- [Given problem] Write out the data again in full, exactly as it reads.

- [Records for this task]
'''

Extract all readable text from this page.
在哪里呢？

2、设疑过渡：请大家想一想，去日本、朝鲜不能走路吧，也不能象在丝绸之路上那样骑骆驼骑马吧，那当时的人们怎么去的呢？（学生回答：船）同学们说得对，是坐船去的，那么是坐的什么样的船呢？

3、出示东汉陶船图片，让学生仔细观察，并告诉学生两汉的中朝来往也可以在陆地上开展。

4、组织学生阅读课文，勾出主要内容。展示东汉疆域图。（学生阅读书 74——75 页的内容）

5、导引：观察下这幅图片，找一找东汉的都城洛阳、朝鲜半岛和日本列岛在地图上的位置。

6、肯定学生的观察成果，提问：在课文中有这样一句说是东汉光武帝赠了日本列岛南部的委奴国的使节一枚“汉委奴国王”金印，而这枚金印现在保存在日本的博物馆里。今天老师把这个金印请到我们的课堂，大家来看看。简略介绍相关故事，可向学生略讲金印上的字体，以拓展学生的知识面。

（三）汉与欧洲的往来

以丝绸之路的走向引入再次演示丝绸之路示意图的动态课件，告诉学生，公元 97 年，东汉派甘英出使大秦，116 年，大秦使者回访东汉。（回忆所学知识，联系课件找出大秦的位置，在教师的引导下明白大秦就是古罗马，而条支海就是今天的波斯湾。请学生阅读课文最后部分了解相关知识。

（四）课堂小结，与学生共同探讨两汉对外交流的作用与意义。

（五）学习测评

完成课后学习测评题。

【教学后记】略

'''

- [Solution for this problem]
Extract all readable text from this page.
在哪里呢？

2、设疑过渡：请大家想一想，去日本、朝鲜不能走路吧，也不能象在丝绸之路上那样骑骆驼骑马吧，那当时的人们怎么去的呢？（学生回答：船）同学们说得对，是坐船去的，那么是坐的什么样的船呢？

3、出示东汉陶船图片，让学生仔细观察，并告诉学生两汉的中朝来往也可以在陆地上开展。

4、组织学生阅读课文，勾出主要内容。展示东汉疆域图。（学生阅读书 74——75 页的内容）

5、导引：观察下这幅图片，找一找东汉的都城洛阳、朝鲜半岛和日本列岛在地图上的位置。

6、肯定学生的观察成果，提问：在课文中有这样一句说是东汉光武帝赠了日本列岛南部的委奴国的使节一枚“汉委奴国王”金印，而这枚金印现在保存在日本的博物馆里。今天老师把这个金印请到我们的课堂，大家来看看。简略介绍相关故事，可向学生略讲金印上的字体，以拓展学生的知识面。

（三）汉与欧洲的往来

以丝绸之路的走向引入再次演示丝绸之路示意图的动态课件，告诉学生，公元 97 年，东汉派甘英出使大秦，116 年，大秦使者回访东汉。（回忆所学知识，联系课件找出大秦的位置，在教师的引导下明白大秦就是古罗马，而条支海就是今天的波斯湾。请学生阅读课文最后部分了解相关知识。

（四）课堂小结，与学生共同探讨两汉对外交流的作用与意义。

（五）学习测评

完成课后学习测评题。

【教学后记】略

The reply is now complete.